>> Start

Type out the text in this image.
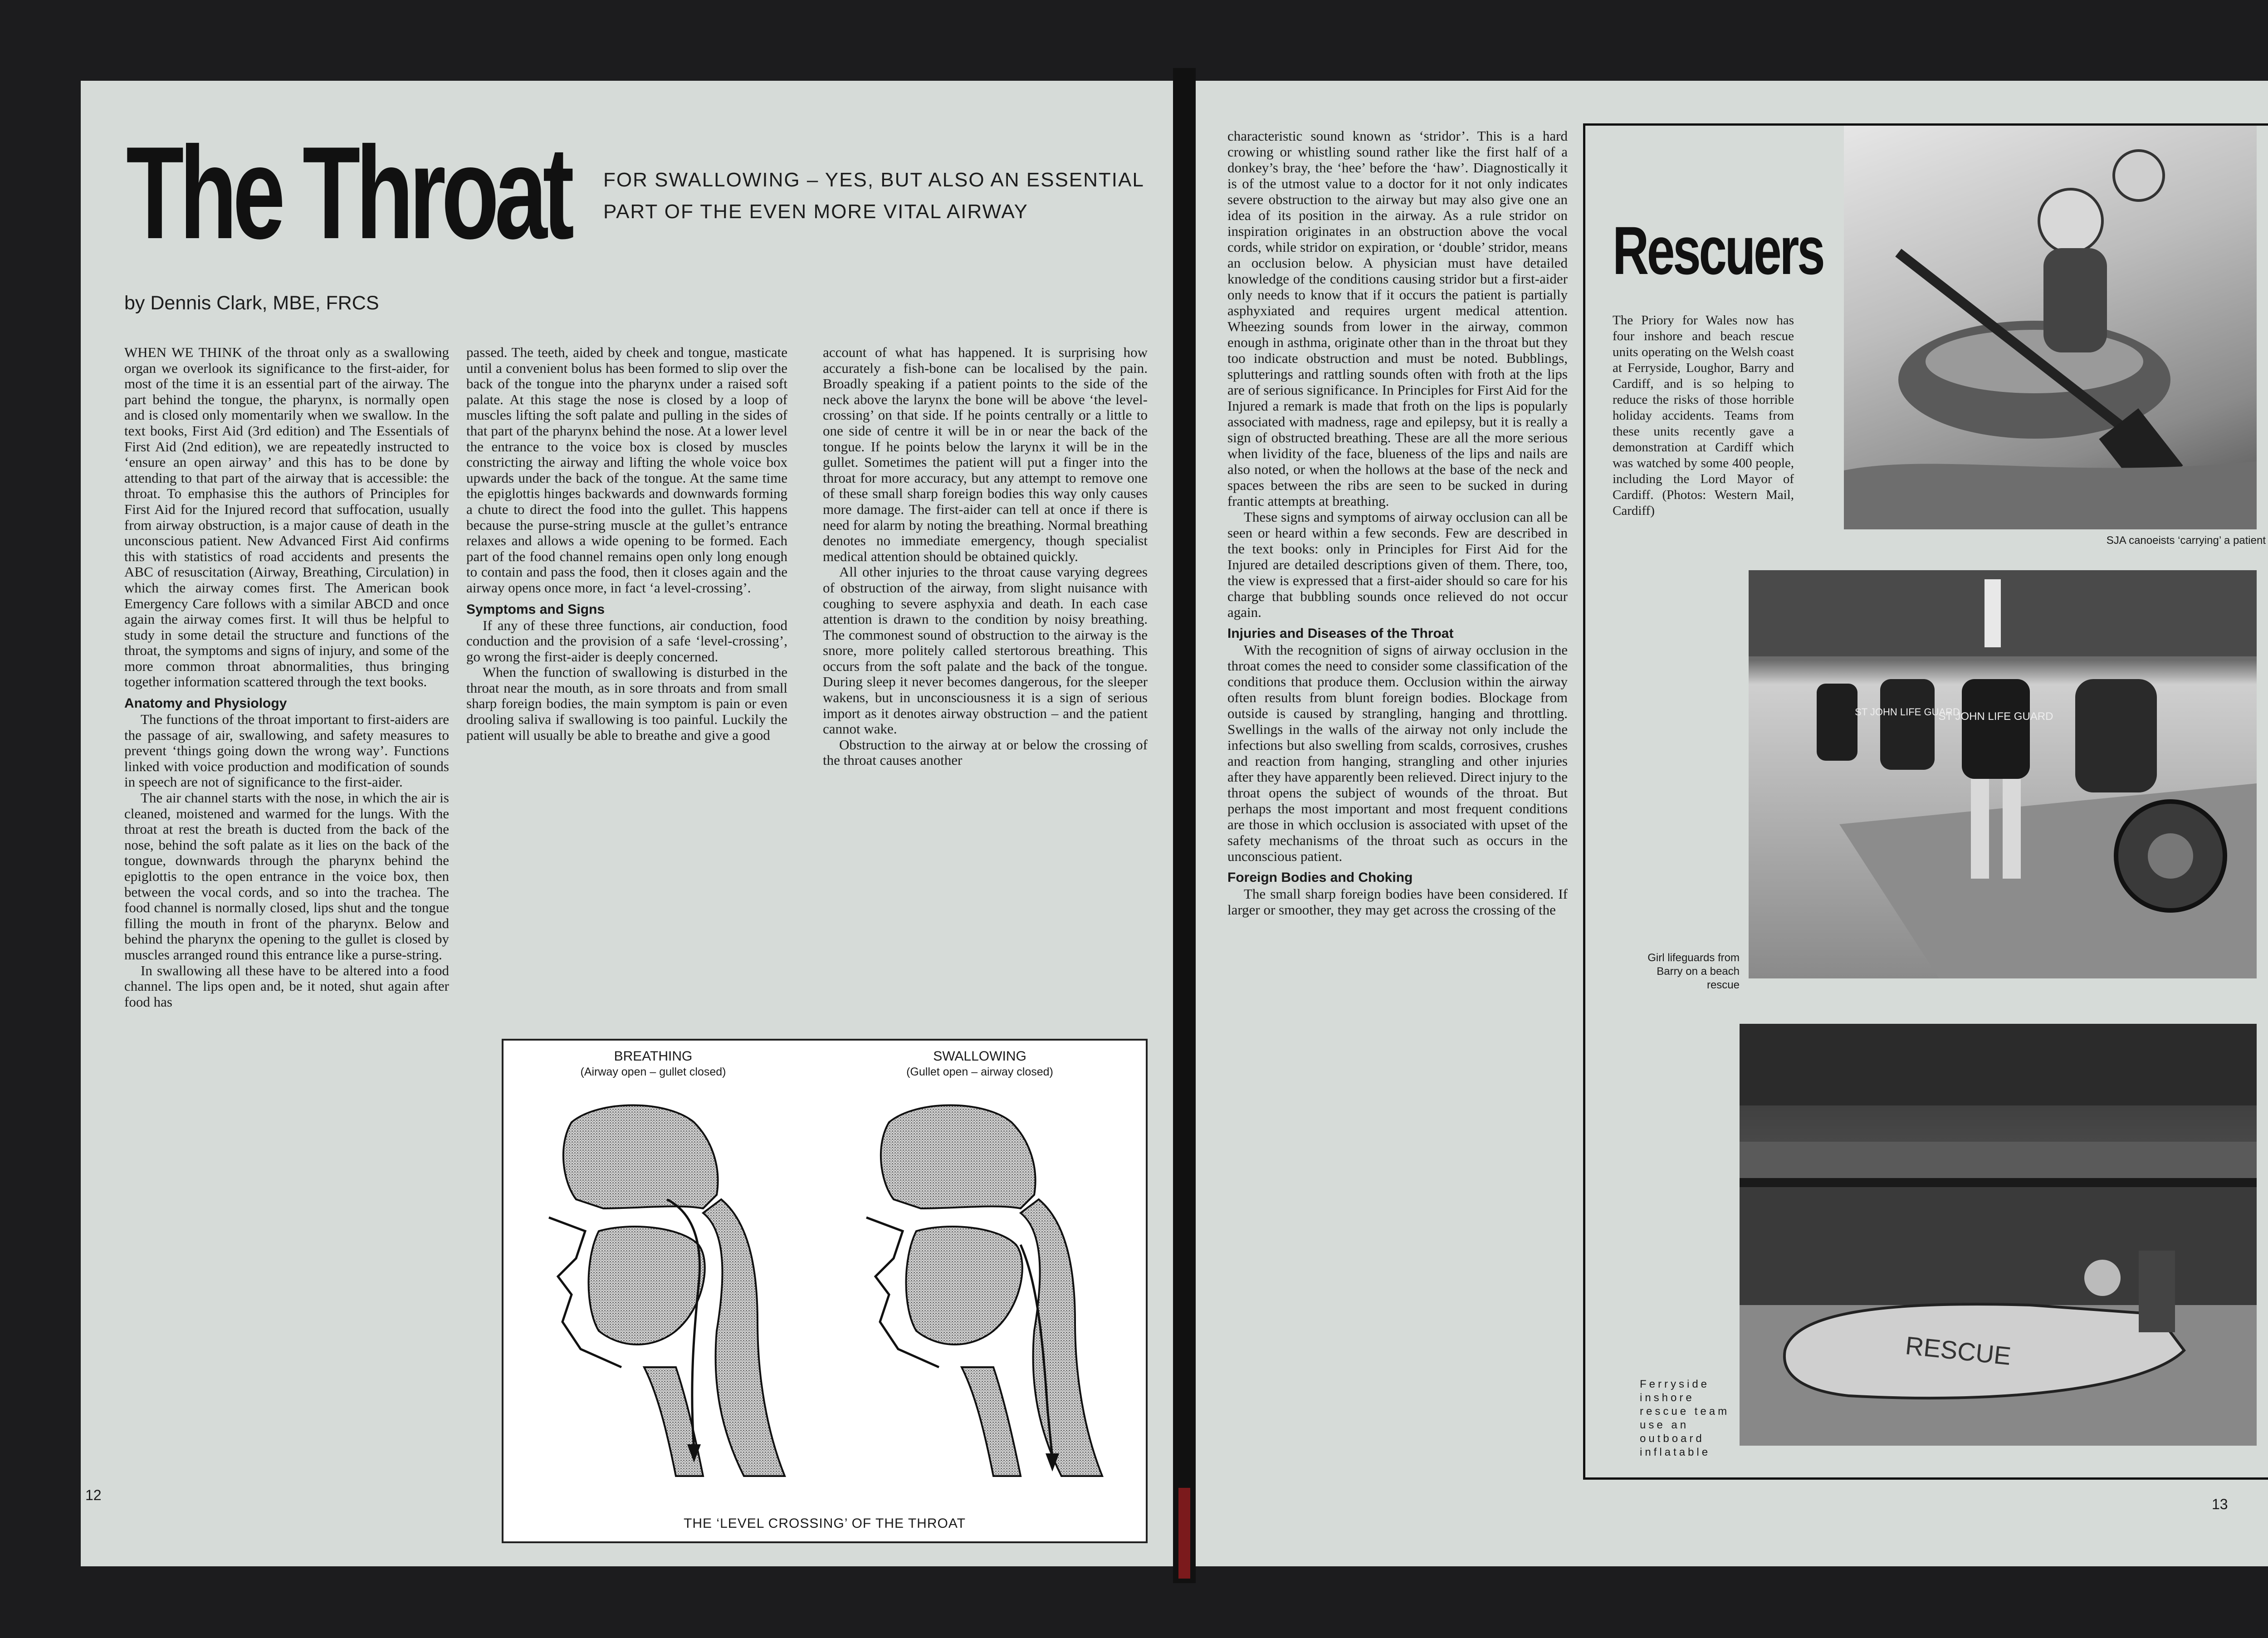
The Throat FOR SWALLOWING – YES, BUT ALSO AN ESSENTIAL
PART OF THE EVEN MORE VITAL AIRWAY
by Dennis Clark, MBE, FRCS

WHEN WE THINK of the throat only as a swallowing organ we overlook its significance to the first-aider, for most of the time it is an essential part of the airway. The part behind the tongue, the pharynx, is normally open and is closed only momentarily when we swallow. In the text books, First Aid (3rd edition) and The Essentials of First Aid (2nd edition), we are repeatedly instructed to ‘ensure an open airway’ and this has to be done by attending to that part of the airway that is accessible: the throat. To emphasise this the authors of Principles for First Aid for the Injured record that suffocation, usually from airway obstruction, is a major cause of death in the unconscious patient. New Advanced First Aid confirms this with statistics of road accidents and presents the ABC of resuscitation (Airway, Breathing, Circulation) in which the airway comes first. The American book Emergency Care follows with a similar ABCD and once again the airway comes first. It will thus be helpful to study in some detail the structure and functions of the throat, the symptoms and signs of injury, and some of the more common throat abnormalities, thus bringing together information scattered through the text books.

Anatomy and Physiology

The functions of the throat important to first-aiders are the passage of air, swallowing, and safety measures to prevent ‘things going down the wrong way’. Functions linked with voice production and modification of sounds in speech are not of significance to the first-aider.

The air channel starts with the nose, in which the air is cleaned, moistened and warmed for the lungs. With the throat at rest the breath is ducted from the back of the nose, behind the soft palate as it lies on the back of the tongue, downwards through the pharynx behind the epiglottis to the open entrance in the voice box, then between the vocal cords, and so into the trachea. The food channel is normally closed, lips shut and the tongue filling the mouth in front of the pharynx. Below and behind the pharynx the opening to the gullet is closed by muscles arranged round this entrance like a purse-string.

In swallowing all these have to be altered into a food channel. The lips open and, be it noted, shut again after food has

passed. The teeth, aided by cheek and tongue, masticate until a convenient bolus has been formed to slip over the back of the tongue into the pharynx under a raised soft palate. At this stage the nose is closed by a loop of muscles lifting the soft palate and pulling in the sides of that part of the pharynx behind the nose. At a lower level the entrance to the voice box is closed by muscles constricting the airway and lifting the whole voice box upwards under the back of the tongue. At the same time the epiglottis hinges backwards and downwards forming a chute to direct the food into the gullet. This happens because the purse-string muscle at the gullet’s entrance relaxes and allows a wide opening to be formed. Each part of the food channel remains open only long enough to contain and pass the food, then it closes again and the airway opens once more, in fact ‘a level-crossing’.

Symptoms and Signs

If any of these three functions, air conduction, food conduction and the provision of a safe ‘level-crossing’, go wrong the first-aider is deeply concerned.

When the function of swallowing is disturbed in the throat near the mouth, as in sore throats and from small sharp foreign bodies, the main symptom is pain or even drooling saliva if swallowing is too painful. Luckily the patient will usually be able to breathe and give a good

account of what has happened. It is surprising how accurately a fish-bone can be localised by the pain. Broadly speaking if a patient points to the side of the neck above the larynx the bone will be above ‘the level-crossing’ on that side. If he points centrally or a little to one side of centre it will be in or near the back of the tongue. If he points below the larynx it will be in the gullet. Sometimes the patient will put a finger into the throat for more accuracy, but any attempt to remove one of these small sharp foreign bodies this way only causes more damage. The first-aider can tell at once if there is need for alarm by noting the breathing. Normal breathing denotes no immediate emergency, though specialist medical attention should be obtained quickly.

All other injuries to the throat cause varying degrees of obstruction of the airway, from slight nuisance with coughing to severe asphyxia and death. In each case attention is drawn to the condition by noisy breathing. The commonest sound of obstruction to the airway is the snore, more politely called stertorous breathing. This occurs from the soft palate and the back of the tongue. During sleep it never becomes dangerous, for the sleeper wakens, but in unconsciousness it is a sign of serious import as it denotes airway obstruction – and the patient cannot wake.

Obstruction to the airway at or below the crossing of the throat causes another

BREATHING
(Airway open – gullet closed)
SWALLOWING
(Gullet open – airway closed)
THE ‘LEVEL CROSSING’ OF THE THROAT
12

characteristic sound known as ‘stridor’. This is a hard crowing or whistling sound rather like the first half of a donkey’s bray, the ‘hee’ before the ‘haw’. Diagnostically it is of the utmost value to a doctor for it not only indicates severe obstruction to the airway but may also give one an idea of its position in the airway. As a rule stridor on inspiration originates in an obstruction above the vocal cords, while stridor on expiration, or ‘double’ stridor, means an occlusion below. A physician must have detailed knowledge of the conditions causing stridor but a first-aider only needs to know that if it occurs the patient is partially asphyxiated and requires urgent medical attention. Wheezing sounds from lower in the airway, common enough in asthma, originate other than in the throat but they too indicate obstruction and must be noted. Bubblings, splutterings and rattling sounds often with froth at the lips are of serious significance. In Principles for First Aid for the Injured a remark is made that froth on the lips is popularly associated with madness, rage and epilepsy, but it is really a sign of obstructed breathing. These are all the more serious when lividity of the face, blueness of the lips and nails are also noted, or when the hollows at the base of the neck and spaces between the ribs are seen to be sucked in during frantic attempts at breathing.

These signs and symptoms of airway occlusion can all be seen or heard within a few seconds. Few are described in the text books: only in Principles for First Aid for the Injured are detailed descriptions given of them. There, too, the view is expressed that a first-aider should so care for his charge that bubbling sounds once relieved do not occur again.

Injuries and Diseases of the Throat

With the recognition of signs of airway occlusion in the throat comes the need to consider some classification of the conditions that produce them. Occlusion within the airway often results from blunt foreign bodies. Blockage from outside is caused by strangling, hanging and throttling. Swellings in the walls of the airway not only include the infections but also swelling from scalds, corrosives, crushes and reaction from hanging, strangling and other injuries after they have apparently been relieved. Direct injury to the throat opens the subject of wounds of the throat. But perhaps the most important and most frequent conditions are those in which occlusion is associated with upset of the safety mechanisms of the throat such as occurs in the unconscious patient.

Foreign Bodies and Choking

The small sharp foreign bodies have been considered. If larger or smoother, they may get across the crossing of the

13
Rescuers
The Priory for Wales now has four inshore and beach rescue units operating on the Welsh coast at Ferryside, Loughor, Barry and Cardiff, and is so helping to reduce the risks of those horrible holiday accidents. Teams from these units recently gave a demonstration at Cardiff which was watched by some 400 people, including the Lord Mayor of Cardiff. (Photos: Western Mail, Cardiff)
SJA canoeists ‘carrying’ a patient
ST JOHN LIFE GUARD
ST JOHN LIFE GUARD
Girl lifeguards from Barry on a beach rescue
RESCUE
Ferryside inshore rescue team use an outboard inflatable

>> End

[WRITTEN REQUEST]: Gather, from the listing above, every line carrying the word "Ferryside".

[OUTPUT]:
The Priory for Wales now has four inshore and beach rescue units operating on the Welsh coast at Ferryside, Loughor, Barry and Cardiff, and is so helping to reduce the risks of those horrible holiday accidents. Teams from these units recently gave a demonstration at Cardiff which was watched by some 400 people, including the Lord Mayor of Cardiff. (Photos: Western Mail, Cardiff)
Ferryside inshore rescue team use an outboard inflatable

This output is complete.